#### [Excerpted text]
Khalil-Pasha, grand vizier, was, at the death of Amurath II., son and grandson of a vizier by right of practice and capacity, but not by right of inheritance. Amurath, however, established the hereditariness of certain high dignitaries, such as that of general of the akindjis, guides of the Sultan, the grand equerry and grand cup-bearer in the families already illustrious of Mikhal-Oghli, of Samsama and of Elvan-Beg.

The Turkish tongue, philosophy, history, poetry, the arts, the industries, with the exception of architecture, of which the triple-staired minaret of Adrianople is at once the play and the masterpiece, made little progress under the agitated and interrupted reign of Amurath II. A single eminent poet, Amadeddin, author of the Turkish Divan, survives through his misfortunes rather than his book or his works. Amadeddin would have the Koran to be a simple revelation of the unity and the universality of God to the human reason, through the voice of a sage or a prophet more inspired or more rational than the rest of the Arabs. He confounded in his rationalistic commentary of the Koran God and his works, and pretended that entire nature could say without blasphemy: "I am God, I emanate from God, and am absorbed into God, as a drop of water is into the ocean." This doctrine scandalized the imans and the believers. They accused him of degrading God and Mahomet, in making the latter a philosopher instead of a privileged confidant. Religions must have exceptional miracles, instead of the perpetual miracles of nature and of reason-those two real high-priests of the Divinity. The oulemas and doctors of the law, cited, judged, and flayed him alive at Broussa, without extorting from the martyr a disavowal of his faith.

BOOK TWELFTH.

#### [Data section]

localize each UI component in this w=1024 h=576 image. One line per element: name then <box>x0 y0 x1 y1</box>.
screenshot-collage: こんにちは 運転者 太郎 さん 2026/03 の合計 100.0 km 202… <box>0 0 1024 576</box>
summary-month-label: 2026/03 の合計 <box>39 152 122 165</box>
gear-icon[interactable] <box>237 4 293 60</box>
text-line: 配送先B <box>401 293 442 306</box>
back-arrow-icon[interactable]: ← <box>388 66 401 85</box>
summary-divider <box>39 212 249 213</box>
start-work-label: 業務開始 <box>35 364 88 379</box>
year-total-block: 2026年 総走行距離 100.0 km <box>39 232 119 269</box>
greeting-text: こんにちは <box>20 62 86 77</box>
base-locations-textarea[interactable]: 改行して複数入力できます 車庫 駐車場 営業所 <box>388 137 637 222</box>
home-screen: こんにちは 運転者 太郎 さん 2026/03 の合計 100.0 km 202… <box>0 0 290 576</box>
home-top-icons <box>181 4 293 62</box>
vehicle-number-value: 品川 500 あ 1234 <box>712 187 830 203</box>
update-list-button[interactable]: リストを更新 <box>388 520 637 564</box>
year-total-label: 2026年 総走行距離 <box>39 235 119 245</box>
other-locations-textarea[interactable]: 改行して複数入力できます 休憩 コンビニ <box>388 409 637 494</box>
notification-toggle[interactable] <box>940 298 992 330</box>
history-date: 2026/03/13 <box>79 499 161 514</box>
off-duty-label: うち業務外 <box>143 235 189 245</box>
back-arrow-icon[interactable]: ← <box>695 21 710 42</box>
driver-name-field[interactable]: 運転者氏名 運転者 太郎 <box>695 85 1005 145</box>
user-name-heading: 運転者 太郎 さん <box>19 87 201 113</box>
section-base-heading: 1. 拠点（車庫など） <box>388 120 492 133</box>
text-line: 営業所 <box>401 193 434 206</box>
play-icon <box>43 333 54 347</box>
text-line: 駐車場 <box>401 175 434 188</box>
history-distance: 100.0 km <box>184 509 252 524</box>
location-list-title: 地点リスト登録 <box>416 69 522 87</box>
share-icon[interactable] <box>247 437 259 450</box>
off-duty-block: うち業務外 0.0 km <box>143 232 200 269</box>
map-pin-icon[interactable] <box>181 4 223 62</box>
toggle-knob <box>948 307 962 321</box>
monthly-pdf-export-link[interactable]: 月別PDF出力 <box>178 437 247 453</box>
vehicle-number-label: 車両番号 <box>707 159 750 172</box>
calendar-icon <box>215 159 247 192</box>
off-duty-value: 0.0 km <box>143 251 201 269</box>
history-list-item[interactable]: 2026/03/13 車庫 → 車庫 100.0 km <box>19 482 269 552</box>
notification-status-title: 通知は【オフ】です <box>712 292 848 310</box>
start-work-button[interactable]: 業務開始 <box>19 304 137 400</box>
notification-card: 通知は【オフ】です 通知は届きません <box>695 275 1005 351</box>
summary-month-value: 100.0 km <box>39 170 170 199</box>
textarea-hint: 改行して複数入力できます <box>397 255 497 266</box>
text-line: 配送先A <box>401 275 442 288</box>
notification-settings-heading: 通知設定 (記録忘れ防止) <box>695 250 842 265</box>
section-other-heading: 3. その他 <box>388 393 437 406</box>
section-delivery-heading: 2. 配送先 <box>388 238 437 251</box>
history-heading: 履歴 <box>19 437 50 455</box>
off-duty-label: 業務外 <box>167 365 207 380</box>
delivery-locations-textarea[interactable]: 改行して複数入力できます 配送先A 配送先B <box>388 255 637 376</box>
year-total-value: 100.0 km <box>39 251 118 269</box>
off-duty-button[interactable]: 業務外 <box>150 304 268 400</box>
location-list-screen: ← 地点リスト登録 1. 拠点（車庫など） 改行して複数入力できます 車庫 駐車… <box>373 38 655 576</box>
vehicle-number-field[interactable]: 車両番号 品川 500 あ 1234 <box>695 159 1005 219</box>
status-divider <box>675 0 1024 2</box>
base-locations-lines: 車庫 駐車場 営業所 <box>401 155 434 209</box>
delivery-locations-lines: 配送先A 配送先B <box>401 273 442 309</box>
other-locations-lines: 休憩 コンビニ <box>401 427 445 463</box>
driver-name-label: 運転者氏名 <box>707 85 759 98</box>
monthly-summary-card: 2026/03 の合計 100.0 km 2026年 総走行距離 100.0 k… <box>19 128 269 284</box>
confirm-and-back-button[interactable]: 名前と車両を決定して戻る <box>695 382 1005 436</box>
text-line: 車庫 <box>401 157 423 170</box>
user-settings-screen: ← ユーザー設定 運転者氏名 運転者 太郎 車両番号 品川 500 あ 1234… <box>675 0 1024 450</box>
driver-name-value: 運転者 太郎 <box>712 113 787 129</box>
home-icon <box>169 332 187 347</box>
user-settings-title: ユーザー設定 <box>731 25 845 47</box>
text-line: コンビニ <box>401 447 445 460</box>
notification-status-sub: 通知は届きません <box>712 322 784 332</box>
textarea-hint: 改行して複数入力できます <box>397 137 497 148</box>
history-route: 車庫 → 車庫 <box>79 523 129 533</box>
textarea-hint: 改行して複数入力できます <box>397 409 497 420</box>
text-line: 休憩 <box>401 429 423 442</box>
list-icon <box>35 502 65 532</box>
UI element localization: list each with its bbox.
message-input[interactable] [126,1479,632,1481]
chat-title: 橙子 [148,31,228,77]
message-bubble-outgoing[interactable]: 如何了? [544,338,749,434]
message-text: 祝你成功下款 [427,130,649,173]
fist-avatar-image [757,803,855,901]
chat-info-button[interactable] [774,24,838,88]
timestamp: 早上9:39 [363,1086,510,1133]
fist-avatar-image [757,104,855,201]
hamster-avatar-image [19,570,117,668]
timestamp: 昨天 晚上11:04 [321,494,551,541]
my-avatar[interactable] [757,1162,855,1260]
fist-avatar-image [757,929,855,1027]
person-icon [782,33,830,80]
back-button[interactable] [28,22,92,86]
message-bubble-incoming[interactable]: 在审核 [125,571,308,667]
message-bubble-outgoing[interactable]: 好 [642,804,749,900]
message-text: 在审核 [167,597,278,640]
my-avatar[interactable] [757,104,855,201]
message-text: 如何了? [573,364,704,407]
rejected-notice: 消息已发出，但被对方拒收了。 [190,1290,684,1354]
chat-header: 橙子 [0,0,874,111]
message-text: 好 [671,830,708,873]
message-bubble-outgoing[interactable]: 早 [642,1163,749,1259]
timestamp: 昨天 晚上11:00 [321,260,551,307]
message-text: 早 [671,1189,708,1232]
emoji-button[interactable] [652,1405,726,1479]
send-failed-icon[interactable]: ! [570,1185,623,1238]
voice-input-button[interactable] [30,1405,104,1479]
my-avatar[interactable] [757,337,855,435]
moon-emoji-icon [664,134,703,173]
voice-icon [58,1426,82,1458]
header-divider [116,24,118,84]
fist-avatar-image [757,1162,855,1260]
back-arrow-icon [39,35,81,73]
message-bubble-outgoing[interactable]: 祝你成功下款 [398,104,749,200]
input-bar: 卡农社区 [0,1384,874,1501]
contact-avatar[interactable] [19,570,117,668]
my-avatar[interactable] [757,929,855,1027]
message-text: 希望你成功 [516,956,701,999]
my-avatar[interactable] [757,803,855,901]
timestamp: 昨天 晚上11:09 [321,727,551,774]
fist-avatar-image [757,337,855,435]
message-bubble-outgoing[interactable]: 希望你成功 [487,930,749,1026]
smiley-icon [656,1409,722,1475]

#### [Set exercise]
Reproduce verbatim, from the passage on the reign of Amurath II, the portion that begins with the words containing "Khalil-Pasha, grand vizier, was, at" and ends with "and of Elvan-Beg.".

#### [Answer in full]
Khalil-Pasha, grand vizier, was, at the death of Amurath II., son and grandson of a vizier by right of practice and capacity, but not by right of inheritance. Amurath, however, established the hereditariness of certain high dignitaries, such as that of general of the akindjis, guides of the Sultan, the grand equerry and grand cup-bearer in the families already illustrious of Mikhal-Oghli, of Samsama and of Elvan-Beg.